INSTRUCTION:
Extract every line that contains the string "target".

RECORDS SHOWN:
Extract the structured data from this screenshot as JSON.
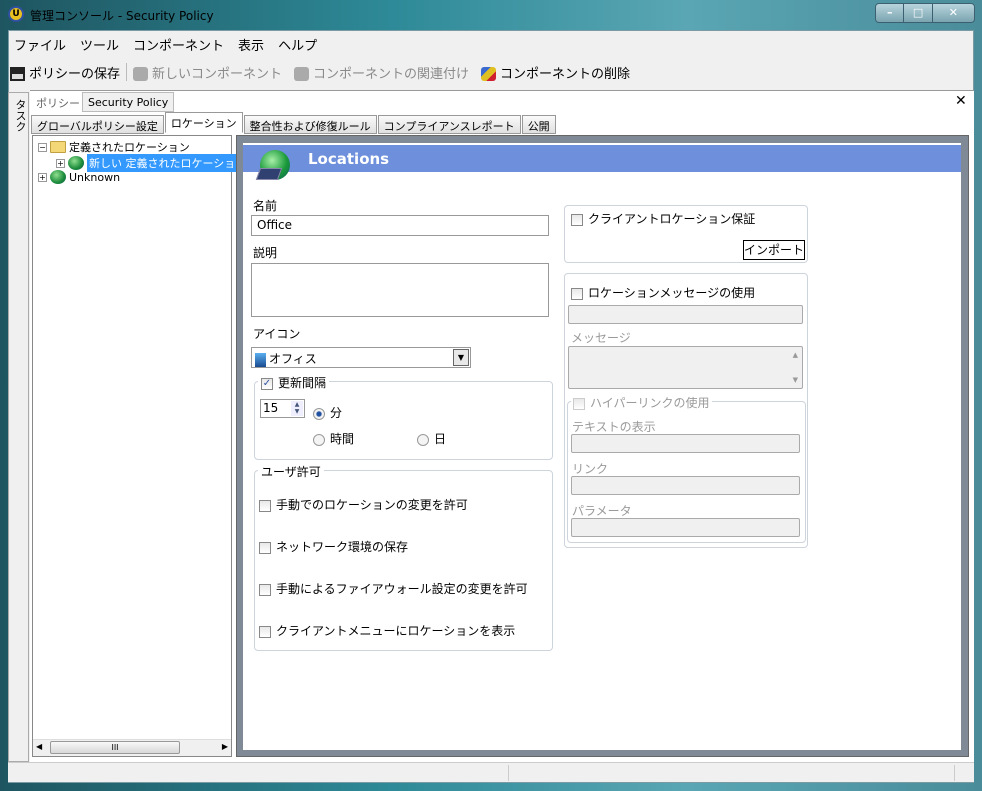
{
  "window": {
    "title": "管理コンソール - Security Policy",
    "app_icon": "shield-app-icon"
  },
  "menu": [
    "ファイル",
    "ツール",
    "コンポーネント",
    "表示",
    "ヘルプ"
  ],
  "toolbar": {
    "save": "ポリシーの保存",
    "new_component": "新しいコンポーネント",
    "associate": "コンポーネントの関連付け",
    "delete": "コンポーネントの削除"
  },
  "tasks_label": "タスク",
  "policy": {
    "label": "ポリシー",
    "name": "Security Policy"
  },
  "tabs": [
    "グローバルポリシー設定",
    "ロケーション",
    "整合性および修復ルール",
    "コンプライアンスレポート",
    "公開"
  ],
  "active_tab": 1,
  "tree": {
    "root": "定義されたロケーション",
    "child": "新しい 定義されたロケーショ",
    "unknown": "Unknown"
  },
  "panel": {
    "header": "Locations",
    "name_label": "名前",
    "name_value": "Office",
    "desc_label": "説明",
    "desc_value": "",
    "icon_label": "アイコン",
    "icon_value": "オフィス",
    "update_interval": {
      "label": "更新間隔",
      "checked": true,
      "value": "15",
      "units": [
        "分",
        "時間",
        "日"
      ],
      "selected": "分"
    },
    "user_permission": {
      "label": "ユーザ許可",
      "items": [
        "手動でのロケーションの変更を許可",
        "ネットワーク環境の保存",
        "手動によるファイアウォール設定の変更を許可",
        "クライアントメニューにロケーションを表示"
      ]
    },
    "client_assurance": {
      "label": "クライアントロケーション保証",
      "import": "インポート"
    },
    "location_message": {
      "label": "ロケーションメッセージの使用",
      "message_label": "メッセージ",
      "hyperlink": "ハイパーリンクの使用",
      "text_label": "テキストの表示",
      "link_label": "リンク",
      "param_label": "パラメータ"
    }
  },
  "scroll_thumb": "III"
}
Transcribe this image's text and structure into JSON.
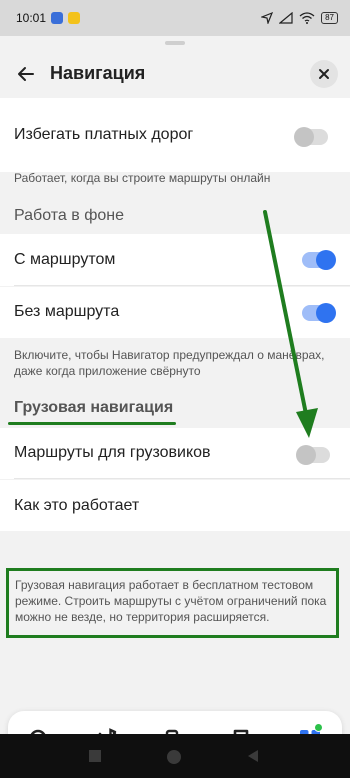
{
  "status_bar": {
    "time": "10:01",
    "battery": "87"
  },
  "header": {
    "title": "Навигация"
  },
  "settings": {
    "avoid_toll": {
      "label": "Избегать платных дорог",
      "enabled": false,
      "hint": "Работает, когда вы строите маршруты онлайн"
    },
    "background": {
      "section_title": "Работа в фоне",
      "with_route": {
        "label": "С маршрутом",
        "enabled": true
      },
      "without_route": {
        "label": "Без маршрута",
        "enabled": true
      },
      "hint": "Включите, чтобы Навигатор предупреждал о манёврах, даже когда приложение свёрнуто"
    },
    "truck": {
      "section_title": "Грузовая навигация",
      "routes": {
        "label": "Маршруты для грузовиков",
        "enabled": false
      },
      "how_it_works": "Как это работает",
      "hint": "Грузовая навигация работает в бесплатном тестовом режиме. Строить маршруты с учётом ограничений пока можно не везде, но территория расширяется."
    }
  },
  "bottom_nav": {
    "items": [
      "search-icon",
      "music-icon",
      "gas-station-icon",
      "bookmarks-icon",
      "services-grid-icon"
    ]
  },
  "colors": {
    "accent": "#2f73f0",
    "annotation_green": "#1f7d1f"
  }
}
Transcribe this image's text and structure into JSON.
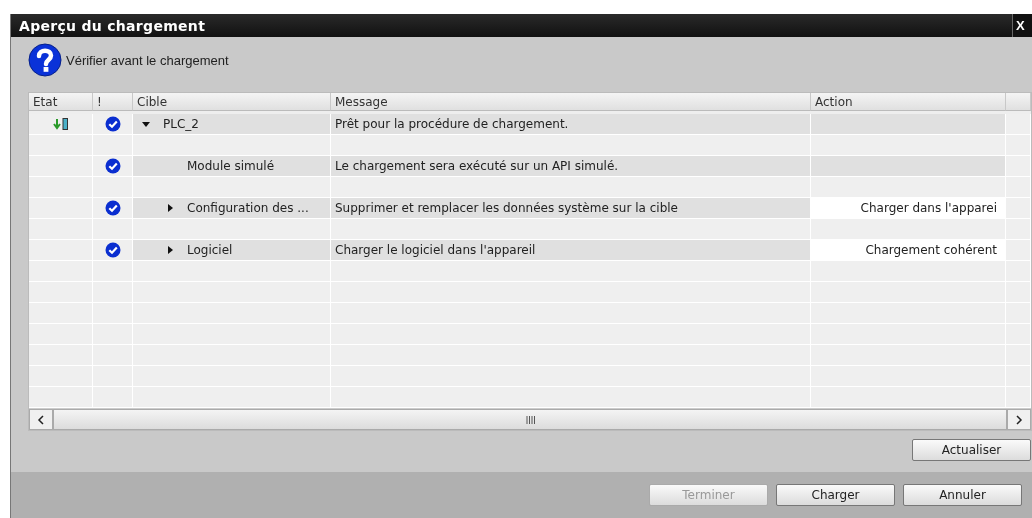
{
  "window": {
    "title": "Aperçu du chargement",
    "close": "X"
  },
  "header": {
    "text": "Vérifier avant le chargement"
  },
  "table": {
    "columns": [
      "Etat",
      "!",
      "Cible",
      "Message",
      "Action"
    ],
    "rows": [
      {
        "kind": "device",
        "ok": true,
        "target": "PLC_2",
        "expanded": true,
        "message": "Prêt pour la procédure de chargement.",
        "children": [
          {
            "ok": true,
            "target": "Module simulé",
            "message": "Le chargement sera exécuté sur un API simulé."
          },
          {
            "ok": true,
            "target": "Configuration des ...",
            "expanded": false,
            "message": "Supprimer et remplacer les données système sur la cible",
            "action": "Charger dans l'apparei"
          },
          {
            "ok": true,
            "target": "Logiciel",
            "expanded": false,
            "message": "Charger le logiciel dans l'appareil",
            "action": "Chargement cohérent"
          }
        ]
      }
    ]
  },
  "refresh_button": {
    "label": "Actualiser"
  },
  "buttons": [
    {
      "label": "Terminer",
      "disabled": true
    },
    {
      "label": "Charger",
      "disabled": false
    },
    {
      "label": "Annuler",
      "disabled": false
    }
  ]
}
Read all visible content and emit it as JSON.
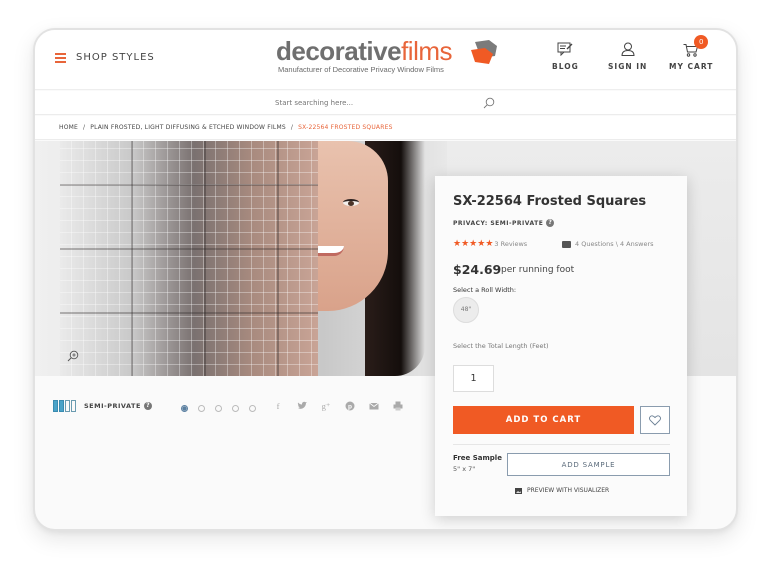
{
  "header": {
    "menu_label": "SHOP STYLES",
    "logo": {
      "brand_part1": "decorative",
      "brand_part2": "films",
      "tagline": "Manufacturer of Decorative Privacy Window Films"
    },
    "nav": [
      {
        "label": "BLOG",
        "icon": "blog-icon"
      },
      {
        "label": "SIGN IN",
        "icon": "user-icon"
      },
      {
        "label": "MY CART",
        "icon": "cart-icon",
        "badge": "0"
      }
    ]
  },
  "search": {
    "placeholder": "Start searching here...",
    "value": ""
  },
  "breadcrumb": {
    "items": [
      "HOME",
      "PLAIN FROSTED, LIGHT DIFFUSING & ETCHED WINDOW FILMS",
      "SX-22564 FROSTED SQUARES"
    ],
    "separator": "/"
  },
  "gallery": {
    "privacy_label": "SEMI-PRIVATE",
    "privacy_level": 2,
    "privacy_max": 4,
    "slide_count": 5,
    "active_slide": 1,
    "share": [
      "f",
      "twitter",
      "g+",
      "pinterest",
      "email",
      "print"
    ]
  },
  "product": {
    "title": "SX-22564 Frosted Squares",
    "privacy": "PRIVACY: SEMI-PRIVATE",
    "rating": 5,
    "reviews": "3 Reviews",
    "qa": "4 Questions \\ 4 Answers",
    "price": "$24.69",
    "price_unit": "per running foot",
    "roll_width_label": "Select a Roll Width:",
    "roll_width_option": "48\"",
    "length_label": "Select the Total Length (Feet)",
    "quantity": "1",
    "add_to_cart": "ADD TO CART",
    "sample_title": "Free Sample",
    "sample_size": "5\" x 7\"",
    "add_sample": "ADD SAMPLE",
    "visualizer": "PREVIEW WITH VISUALIZER"
  },
  "colors": {
    "accent": "#f05a24",
    "privacy_bar": "#4aa3c8"
  }
}
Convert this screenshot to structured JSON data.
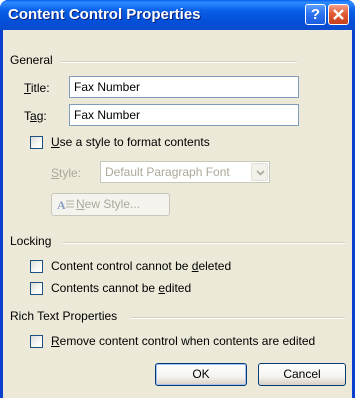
{
  "window": {
    "title": "Content Control Properties",
    "help_glyph": "?"
  },
  "general": {
    "label": "General",
    "title_label_pre": "",
    "title_label_ul": "T",
    "title_label_post": "itle:",
    "title_value": "Fax Number",
    "tag_label_pre": "T",
    "tag_label_ul": "a",
    "tag_label_post": "g:",
    "tag_value": "Fax Number",
    "use_style_pre": "",
    "use_style_ul": "U",
    "use_style_post": "se a style to format contents",
    "use_style_checked": false,
    "style_label_pre": "",
    "style_label_ul": "S",
    "style_label_post": "tyle:",
    "style_value": "Default Paragraph Font",
    "new_style_pre": "",
    "new_style_ul": "N",
    "new_style_post": "ew Style..."
  },
  "locking": {
    "label": "Locking",
    "cannot_delete_pre": "Content control cannot be ",
    "cannot_delete_ul": "d",
    "cannot_delete_post": "eleted",
    "cannot_delete_checked": false,
    "cannot_edit_pre": "Contents cannot be ",
    "cannot_edit_ul": "e",
    "cannot_edit_post": "dited",
    "cannot_edit_checked": false
  },
  "rich_text": {
    "label": "Rich Text Properties",
    "remove_pre": "",
    "remove_ul": "R",
    "remove_post": "emove content control when contents are edited",
    "remove_checked": false
  },
  "buttons": {
    "ok": "OK",
    "cancel": "Cancel"
  },
  "colors": {
    "titlebar_blue": "#0a5fe8",
    "dialog_face": "#ece9d8",
    "close_red": "#e35a36",
    "disabled_text": "#aca899"
  }
}
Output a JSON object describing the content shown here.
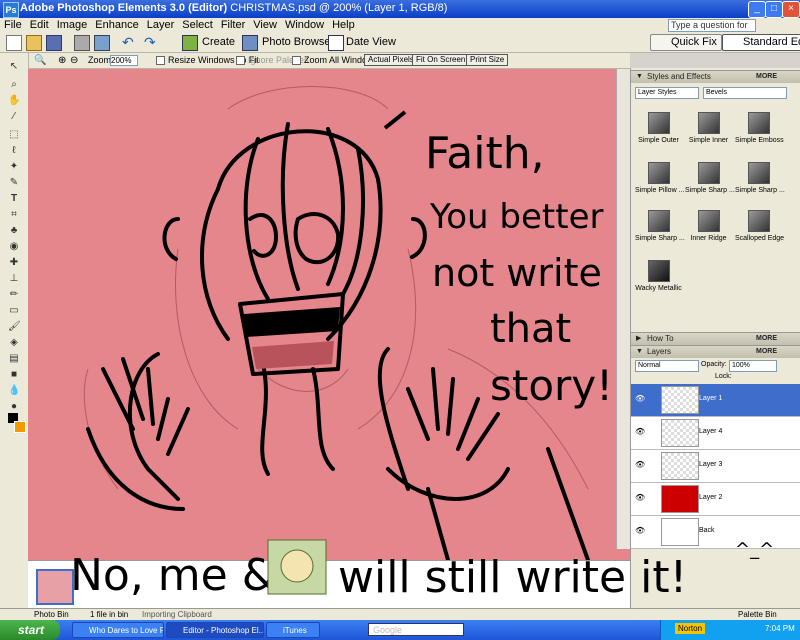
{
  "window": {
    "app_title": "Adobe Photoshop Elements 3.0 (Editor)",
    "doc_title": " CHRISTMAS.psd @ 200% (Layer 1, RGB/8)"
  },
  "menu": [
    "File",
    "Edit",
    "Image",
    "Enhance",
    "Layer",
    "Select",
    "Filter",
    "View",
    "Window",
    "Help"
  ],
  "help_placeholder": "Type a question for help",
  "shortcuts": {
    "create": "Create",
    "photo_browser": "Photo Browser",
    "date_view": "Date View",
    "quick_fix": "Quick Fix",
    "standard_edit": "Standard Edit"
  },
  "options": {
    "zoom_label": "Zoom:",
    "zoom_value": "200%",
    "resize_windows": "Resize Windows To Fit",
    "ignore_palettes": "Ignore Palettes",
    "zoom_all": "Zoom All Windows",
    "actual_pixels": "Actual Pixels",
    "fit_on_screen": "Fit On Screen",
    "print_size": "Print Size"
  },
  "styles_panel": {
    "title": "Styles and Effects",
    "more": "MORE",
    "category": "Layer Styles",
    "subcategory": "Bevels",
    "items": [
      "Simple Outer",
      "Simple Inner",
      "Simple Emboss",
      "Simple Pillow ...",
      "Simple Sharp ...",
      "Simple Sharp ...",
      "Simple Sharp ...",
      "Inner Ridge",
      "Scalloped Edge",
      "Wacky Metallic"
    ]
  },
  "howto_panel": {
    "title": "How To",
    "more": "MORE"
  },
  "layers_panel": {
    "title": "Layers",
    "more": "MORE",
    "blend_mode": "Normal",
    "opacity_label": "Opacity:",
    "opacity_value": "100%",
    "lock_label": "Lock:",
    "layers": [
      {
        "name": "Layer 1",
        "selected": true
      },
      {
        "name": "Layer 4",
        "selected": false
      },
      {
        "name": "Layer 3",
        "selected": false
      },
      {
        "name": "Layer 2",
        "selected": false
      },
      {
        "name": "Back",
        "selected": false
      }
    ]
  },
  "photo_bin": {
    "label": "Photo Bin",
    "count": "1 file in bin",
    "status": "Importing Clipboard",
    "palette_bin": "Palette Bin"
  },
  "taskbar": {
    "start": "start",
    "tasks": [
      "Who Dares to Love F...",
      "Editor - Photoshop El...",
      "iTunes"
    ],
    "search": "Google",
    "norton": "Norton",
    "clock": "7:04 PM"
  },
  "handwriting": {
    "line1": "Faith,",
    "line2": "You better",
    "line3": "not write",
    "line4": "that",
    "line5": "story!",
    "bottom_a": "No, me &",
    "bottom_b": "will still write it!",
    "emote": "^_^"
  },
  "colors": {
    "canvas": "#e4868c",
    "layer2_fill": "#cc0000",
    "selected_layer": "#3f6dcc",
    "titlebar": "#0a3fc7"
  }
}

THE ANSWER:
        "target": "PLC_2",
            "target": "Module simulé",
            "target": "Configuration des ...",
            "target": "Logiciel",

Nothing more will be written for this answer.